Extract to read ::
BEGIN

Light Transistors of the Future. Predictions Wanted

So I was watching a youtube video about heat dissipation in pc cases, and it got me remembering a ways back when I was wondering why we aren’t using photons for some things instead of electrons.
For instance, when it comes to a cpu, since it’s just transistors switched on or off, that could be run on photons instead of electrons. So I did a quick search, and I did see a good article on quantum photo-transistors.

I had done a similar search a few years ago and got nothing. The article above is 4 months old, but it is news to me:)
Now, not every system in a pc could be run on photons, I get it. The amplifiers for display and audio output would still need to be there. But the cpu, gpu, ram, chipset, and drives could all be run on photons. And it would stay near room temperature:)
And even though the transistors in the article were for quantum computing. there is no reason it could not be used for standard computing right now. And they can operate the transistors at 10 billion photonic qbits per second. That is almost twice the speed of a turbo on a modern intel chip. And judging by the size they got it down to, 1 million transistors for the size of a salt grain, we wouldn’t need a die shrink to 7nm to save power, increase transistor count, or to kick ass in fps games. All in a fanless pc.
Then it got me to thinking, again.
I can see a possible future where instead of just electrical power lines running into our homes, we might also have a secondary fiber line. Appliances will need electrons, but our lights can be powered directly by photons. That would probably cut grid demand by around 20%.

END

Your tasks ::
• 1. From the post about light transistors, copy the passage from "I can see a" up to and including "by around 20%.".
• 2. Answer each question from the post about light transistors.
(a) What was the subject of the video the writer was watching?
(b) How old is the article the writer found?
(c) By about how much does the writer think powering lights directly by photons would cut grid demand?
• 3. State whether each statement agrees with the post about light transistors. Answer yes or no, and quote the words that decide it.
(a) The transistors in the article were for quantum computing.
(b) The writer's similar search a few years earlier turned up a good article.
(c) One million of the transistors fit in the size of a salt grain.

Record set ::
BEGIN

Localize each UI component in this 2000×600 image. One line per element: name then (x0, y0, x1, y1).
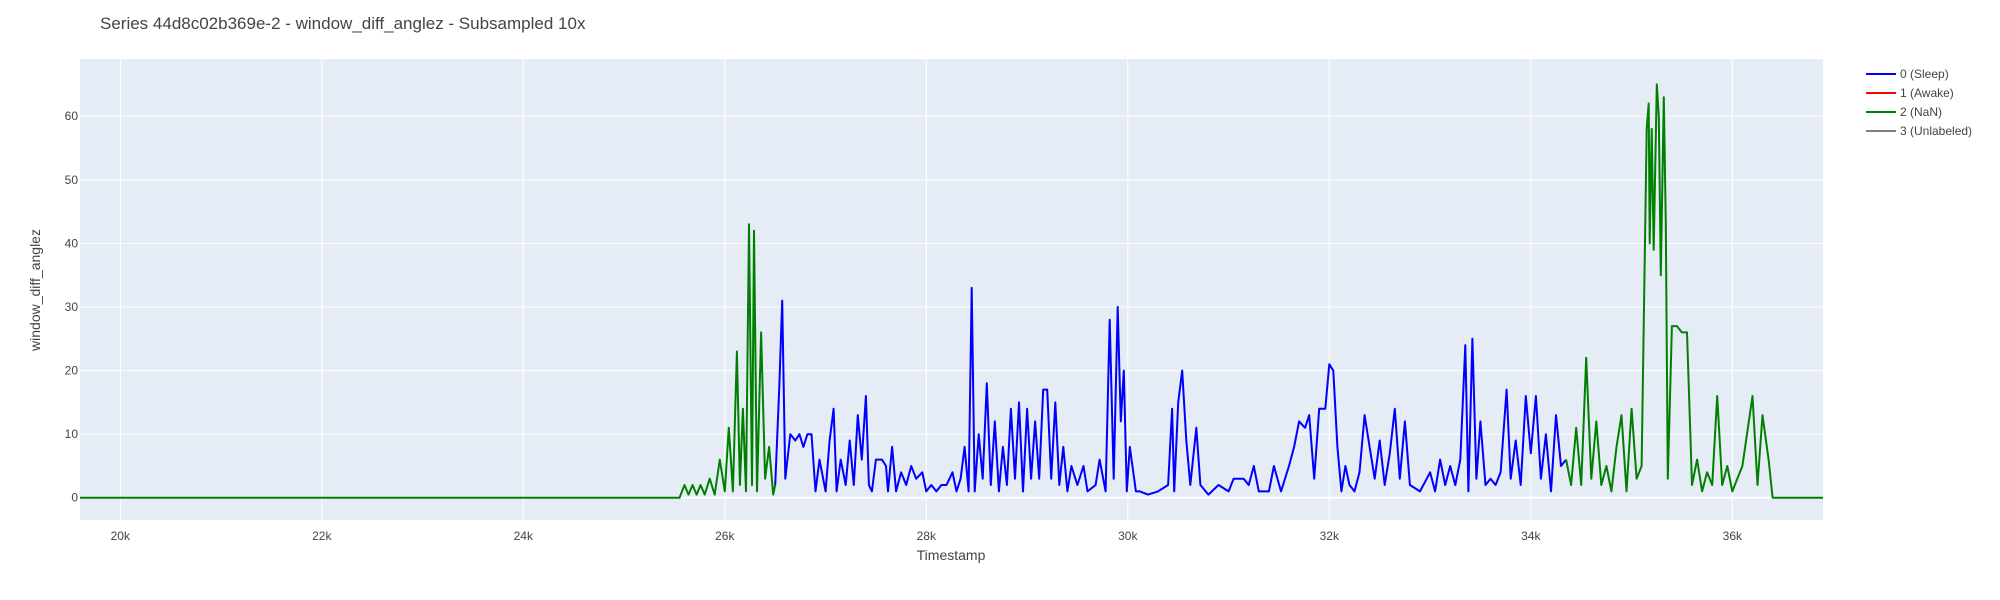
x-axis-label: Timestamp (917, 547, 986, 563)
x-tick-label: 22k (312, 529, 332, 543)
legend-label: 2 (NaN) (1900, 105, 1942, 119)
series-line-2 (80, 223, 777, 499)
legend-label: 1 (Awake) (1900, 86, 1954, 100)
legend-label: 0 (Sleep) (1900, 67, 1949, 81)
x-tick-label: 26k (715, 529, 735, 543)
series-line-2 (1565, 83, 1823, 499)
x-tick-label: 24k (514, 529, 534, 543)
x-tick-label: 30k (1118, 529, 1138, 543)
y-tick-label: 20 (65, 364, 79, 378)
y-tick-label: 40 (65, 236, 79, 250)
y-tick-label: 0 (71, 491, 78, 505)
legend[interactable]: 0 (Sleep) 1 (Awake) 2 (NaN) 3 (Unlabeled) (1866, 67, 1972, 138)
legend-item[interactable]: 0 (Sleep) (1866, 67, 1949, 81)
y-tick-label: 10 (65, 427, 79, 441)
y-axis-label: window_diff_anglez (27, 229, 43, 352)
legend-item[interactable]: 2 (NaN) (1866, 105, 1942, 119)
chart-title: Series 44d8c02b369e-2 - window_diff_angl… (100, 14, 586, 33)
legend-item[interactable]: 3 (Unlabeled) (1866, 124, 1972, 138)
y-axis-ticks: 0 10 20 30 40 50 60 (65, 109, 79, 505)
series-lines (80, 83, 1823, 499)
x-axis-ticks: 20k 22k 24k 26k 28k 30k 32k 34k 36k (111, 529, 1743, 543)
series-line-0 (774, 286, 1567, 496)
legend-label: 3 (Unlabeled) (1900, 124, 1972, 138)
x-tick-label: 20k (111, 529, 131, 543)
plot-area (80, 59, 1823, 520)
x-tick-label: 36k (1723, 529, 1743, 543)
x-tick-label: 34k (1521, 529, 1541, 543)
y-tick-label: 30 (65, 300, 79, 314)
x-tick-label: 32k (1320, 529, 1340, 543)
legend-item[interactable]: 1 (Awake) (1866, 86, 1954, 100)
y-tick-label: 50 (65, 173, 79, 187)
x-tick-label: 28k (917, 529, 937, 543)
y-tick-label: 60 (65, 109, 79, 123)
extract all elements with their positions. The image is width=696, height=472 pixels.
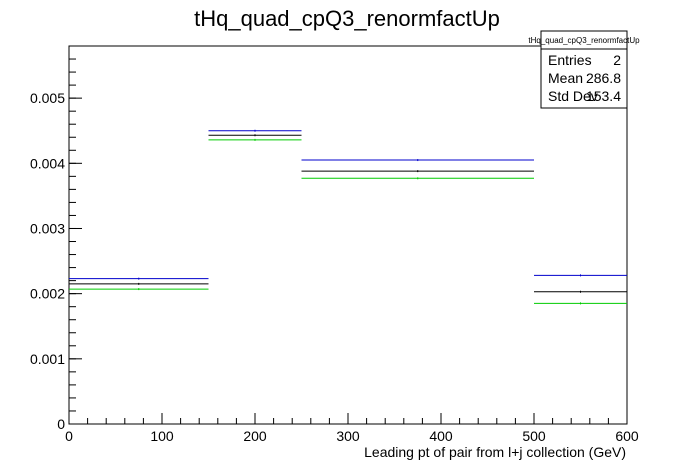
y-tick-label: 0.004 xyxy=(30,155,65,171)
stats-mean-value: 286.8 xyxy=(586,70,621,86)
stats-mean-label: Mean xyxy=(548,70,583,86)
x-tick-label: 500 xyxy=(522,428,546,444)
stats-box: tHq_quad_cpQ3_renormfactUp Entries 2 Mea… xyxy=(528,30,640,109)
x-tick-label: 400 xyxy=(429,428,453,444)
x-tick-label: 200 xyxy=(243,428,267,444)
chart-title: tHq_quad_cpQ3_renormfactUp xyxy=(194,6,500,31)
stats-entries-value: 2 xyxy=(613,52,621,68)
stats-stddev-value: 153.4 xyxy=(586,88,621,104)
y-tick-label: 0.003 xyxy=(30,220,65,236)
x-tick-label: 0 xyxy=(65,428,73,444)
x-tick-label: 100 xyxy=(150,428,174,444)
y-tick-label: 0.005 xyxy=(30,90,65,106)
series-1 xyxy=(69,134,627,293)
series-0 xyxy=(69,129,627,280)
x-tick-label: 300 xyxy=(336,428,360,444)
stats-box-title: tHq_quad_cpQ3_renormfactUp xyxy=(528,36,640,45)
x-axis-label: Leading pt of pair from l+j collection (… xyxy=(364,444,626,460)
y-axis: 0 0.001 0.002 0.003 0.004 0.005 xyxy=(30,45,82,432)
stats-entries-label: Entries xyxy=(548,52,592,68)
y-tick-label: 0.002 xyxy=(30,286,65,302)
stats-stddev-label: Std Dev xyxy=(548,88,598,104)
y-tick-label: 0.001 xyxy=(30,351,65,367)
x-tick-label: 600 xyxy=(615,428,639,444)
series-layer xyxy=(69,129,627,305)
y-tick-label: 0 xyxy=(57,416,65,432)
series-2 xyxy=(69,138,627,305)
x-axis: 0 100 200 300 400 500 600 xyxy=(65,413,639,444)
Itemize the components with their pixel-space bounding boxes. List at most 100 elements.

END

Task answers ::
• 1.
I can see a possible future where instead of just electrical power lines running into our homes, we might also have a secondary fiber line. Appliances will need electrons, but our lights can be powered directly by photons. That would probably cut grid demand by around 20%.

• 2.
(a) Heat dissipation in pc cases.
(b) 4 months old.
(c) Around 20%.

• 3.
(a) Yes: "the transistors in the article were for quantum computing"
(b) No: "I had done a similar search a few years ago and got nothing."
(c) Yes: "1 million transistors for the size of a salt grain"